--- Raw data ---

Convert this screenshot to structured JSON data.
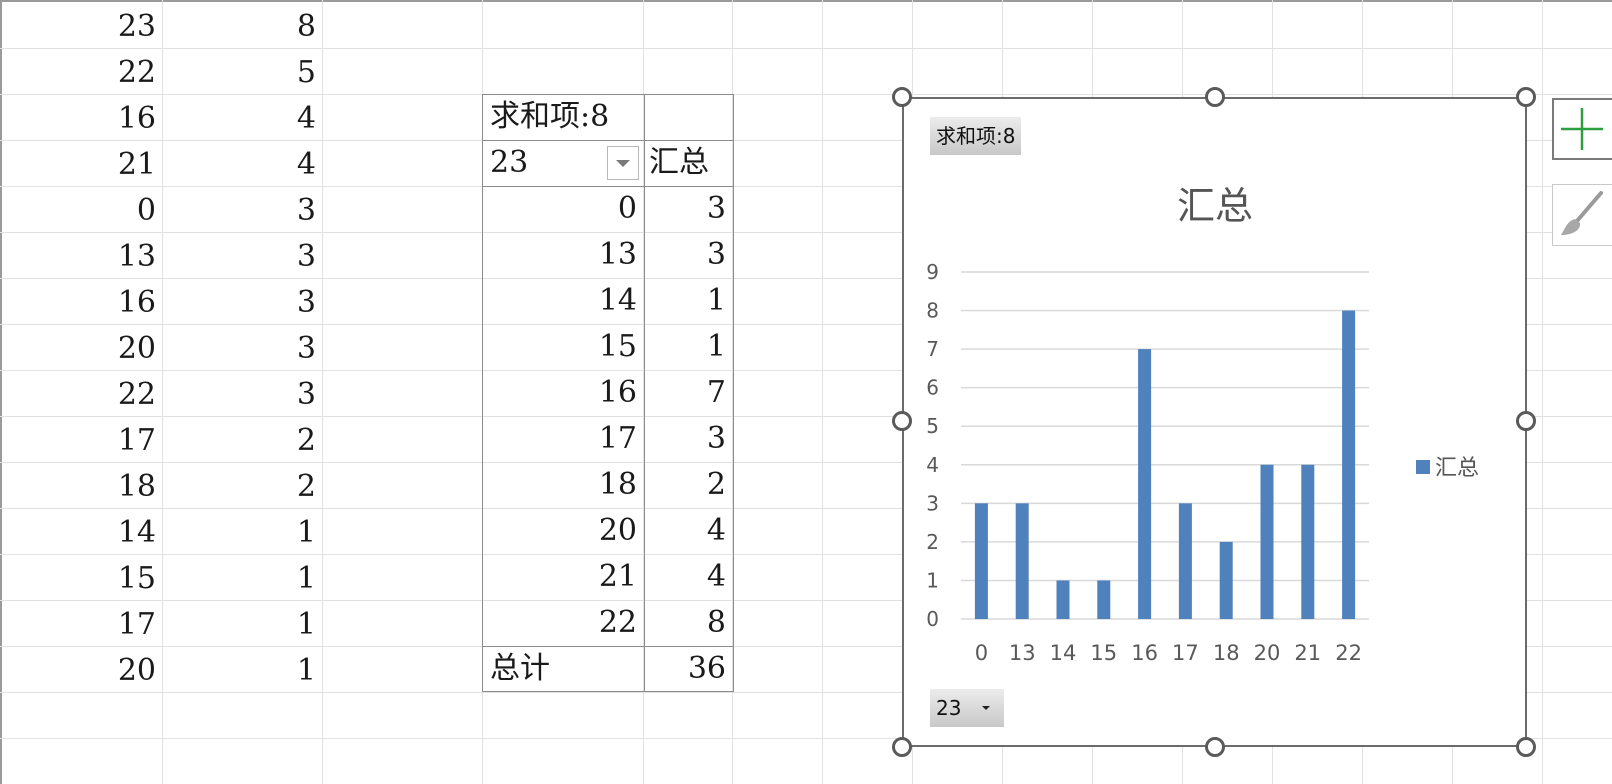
{
  "columns_left": {
    "col_a": [
      "23",
      "22",
      "16",
      "21",
      "0",
      "13",
      "16",
      "20",
      "22",
      "17",
      "18",
      "14",
      "15",
      "17",
      "20"
    ],
    "col_b": [
      "8",
      "5",
      "4",
      "4",
      "3",
      "3",
      "3",
      "3",
      "3",
      "2",
      "2",
      "1",
      "1",
      "1",
      "1"
    ]
  },
  "pivot": {
    "header": "求和项:8",
    "row_field": "23",
    "value_col": "汇总",
    "rows": [
      {
        "label": "0",
        "value": "3"
      },
      {
        "label": "13",
        "value": "3"
      },
      {
        "label": "14",
        "value": "1"
      },
      {
        "label": "15",
        "value": "1"
      },
      {
        "label": "16",
        "value": "7"
      },
      {
        "label": "17",
        "value": "3"
      },
      {
        "label": "18",
        "value": "2"
      },
      {
        "label": "20",
        "value": "4"
      },
      {
        "label": "21",
        "value": "4"
      },
      {
        "label": "22",
        "value": "8"
      }
    ],
    "total_label": "总计",
    "total_value": "36"
  },
  "chart_buttons": {
    "value_field": "求和项:8",
    "axis_field": "23"
  },
  "chart_data": {
    "type": "bar",
    "title": "汇总",
    "categories": [
      "0",
      "13",
      "14",
      "15",
      "16",
      "17",
      "18",
      "20",
      "21",
      "22"
    ],
    "series": [
      {
        "name": "汇总",
        "values": [
          3,
          3,
          1,
          1,
          7,
          3,
          2,
          4,
          4,
          8
        ],
        "color": "#4f81bd"
      }
    ],
    "ylim": [
      0,
      9
    ],
    "yticks": [
      0,
      1,
      2,
      3,
      4,
      5,
      6,
      7,
      8,
      9
    ],
    "grid": true,
    "legend": "right"
  },
  "side_buttons": {
    "add_icon": "plus-icon",
    "style_icon": "paintbrush-icon",
    "add_color": "#2e9e3e"
  }
}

--- Job ---
Give back every line exactly as it stands, pictures excluded.

--- Finished answer ---
Convert this screenshot to structured JSON data.
{
  "columns_left": {
    "col_a": [
      "23",
      "22",
      "16",
      "21",
      "0",
      "13",
      "16",
      "20",
      "22",
      "17",
      "18",
      "14",
      "15",
      "17",
      "20"
    ],
    "col_b": [
      "8",
      "5",
      "4",
      "4",
      "3",
      "3",
      "3",
      "3",
      "3",
      "2",
      "2",
      "1",
      "1",
      "1",
      "1"
    ]
  },
  "pivot": {
    "header": "求和项:8",
    "row_field": "23",
    "value_col": "汇总",
    "rows": [
      {
        "label": "0",
        "value": "3"
      },
      {
        "label": "13",
        "value": "3"
      },
      {
        "label": "14",
        "value": "1"
      },
      {
        "label": "15",
        "value": "1"
      },
      {
        "label": "16",
        "value": "7"
      },
      {
        "label": "17",
        "value": "3"
      },
      {
        "label": "18",
        "value": "2"
      },
      {
        "label": "20",
        "value": "4"
      },
      {
        "label": "21",
        "value": "4"
      },
      {
        "label": "22",
        "value": "8"
      }
    ],
    "total_label": "总计",
    "total_value": "36"
  },
  "chart_buttons": {
    "value_field": "求和项:8",
    "axis_field": "23"
  },
  "chart_data": {
    "type": "bar",
    "title": "汇总",
    "categories": [
      "0",
      "13",
      "14",
      "15",
      "16",
      "17",
      "18",
      "20",
      "21",
      "22"
    ],
    "series": [
      {
        "name": "汇总",
        "values": [
          3,
          3,
          1,
          1,
          7,
          3,
          2,
          4,
          4,
          8
        ],
        "color": "#4f81bd"
      }
    ],
    "ylim": [
      0,
      9
    ],
    "yticks": [
      0,
      1,
      2,
      3,
      4,
      5,
      6,
      7,
      8,
      9
    ],
    "grid": true,
    "legend": "right"
  },
  "side_buttons": {
    "add_icon": "plus-icon",
    "style_icon": "paintbrush-icon",
    "add_color": "#2e9e3e"
  }
}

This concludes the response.